#### Stored records:
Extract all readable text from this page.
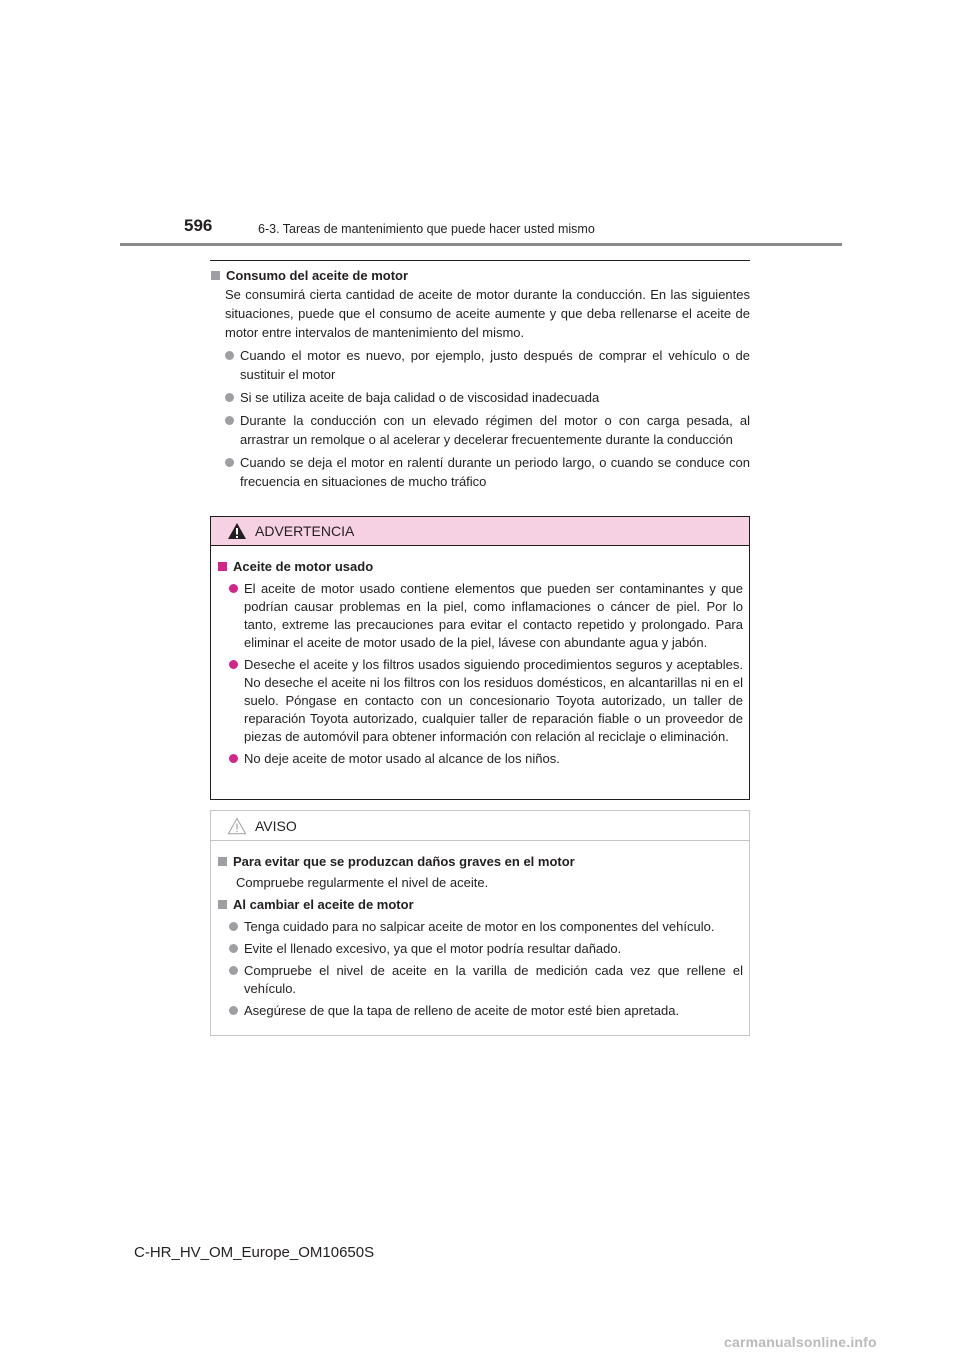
596	6-3. Tareas de mantenimiento que puede hacer usted mismo
Consumo del aceite de motor

Se consumirá cierta cantidad de aceite de motor durante la conducción. En las siguientes situaciones, puede que el consumo de aceite aumente y que deba rellenarse el aceite de motor entre intervalos de mantenimiento del mismo.

Cuando el motor es nuevo, por ejemplo, justo después de comprar el vehículo o de sustituir el motor
Si se utiliza aceite de baja calidad o de viscosidad inadecuada
Durante la conducción con un elevado régimen del motor o con carga pesada, al arrastrar un remolque o al acelerar y decelerar frecuentemente durante la conducción
Cuando se deja el motor en ralentí durante un periodo largo, o cuando se conduce con frecuencia en situaciones de mucho tráfico
ADVERTENCIA
Aceite de motor usado
El aceite de motor usado contiene elementos que pueden ser contaminantes y que podrían causar problemas en la piel, como inflamaciones o cáncer de piel. Por lo tanto, extreme las precauciones para evitar el contacto repetido y prolongado. Para eliminar el aceite de motor usado de la piel, lávese con abundante agua y jabón.
Deseche el aceite y los filtros usados siguiendo procedimientos seguros y aceptables. No deseche el aceite ni los filtros con los residuos domésticos, en alcantarillas ni en el suelo. Póngase en contacto con un concesionario Toyota autorizado, un taller de reparación Toyota autorizado, cualquier taller de reparación fiable o un proveedor de piezas de automóvil para obtener información con relación al reciclaje o eliminación.
No deje aceite de motor usado al alcance de los niños.
AVISO
Para evitar que se produzcan daños graves en el motor

Compruebe regularmente el nivel de aceite.

Al cambiar el aceite de motor
Tenga cuidado para no salpicar aceite de motor en los componentes del vehículo.
Evite el llenado excesivo, ya que el motor podría resultar dañado.
Compruebe el nivel de aceite en la varilla de medición cada vez que rellene el vehículo.
Asegúrese de que la tapa de relleno de aceite de motor esté bien apretada.
C-HR_HV_OM_Europe_OM10650S
carmanualsonline.info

#### Written instruction:
Reproduce every record above exactly, omitting the pictures.

#### Exercise response:
Extract all readable text from this page.
596	6-3. Tareas de mantenimiento que puede hacer usted mismo
Consumo del aceite de motor

Se consumirá cierta cantidad de aceite de motor durante la conducción. En las siguientes situaciones, puede que el consumo de aceite aumente y que deba rellenarse el aceite de motor entre intervalos de mantenimiento del mismo.

Cuando el motor es nuevo, por ejemplo, justo después de comprar el vehículo o de sustituir el motor
Si se utiliza aceite de baja calidad o de viscosidad inadecuada
Durante la conducción con un elevado régimen del motor o con carga pesada, al arrastrar un remolque o al acelerar y decelerar frecuentemente durante la conducción
Cuando se deja el motor en ralentí durante un periodo largo, o cuando se conduce con frecuencia en situaciones de mucho tráfico
ADVERTENCIA
Aceite de motor usado
El aceite de motor usado contiene elementos que pueden ser contaminantes y que podrían causar problemas en la piel, como inflamaciones o cáncer de piel. Por lo tanto, extreme las precauciones para evitar el contacto repetido y prolongado. Para eliminar el aceite de motor usado de la piel, lávese con abundante agua y jabón.
Deseche el aceite y los filtros usados siguiendo procedimientos seguros y aceptables. No deseche el aceite ni los filtros con los residuos domésticos, en alcantarillas ni en el suelo. Póngase en contacto con un concesionario Toyota autorizado, un taller de reparación Toyota autorizado, cualquier taller de reparación fiable o un proveedor de piezas de automóvil para obtener información con relación al reciclaje o eliminación.
No deje aceite de motor usado al alcance de los niños.
AVISO
Para evitar que se produzcan daños graves en el motor

Compruebe regularmente el nivel de aceite.

Al cambiar el aceite de motor
Tenga cuidado para no salpicar aceite de motor en los componentes del vehículo.
Evite el llenado excesivo, ya que el motor podría resultar dañado.
Compruebe el nivel de aceite en la varilla de medición cada vez que rellene el vehículo.
Asegúrese de que la tapa de relleno de aceite de motor esté bien apretada.
C-HR_HV_OM_Europe_OM10650S
carmanualsonline.info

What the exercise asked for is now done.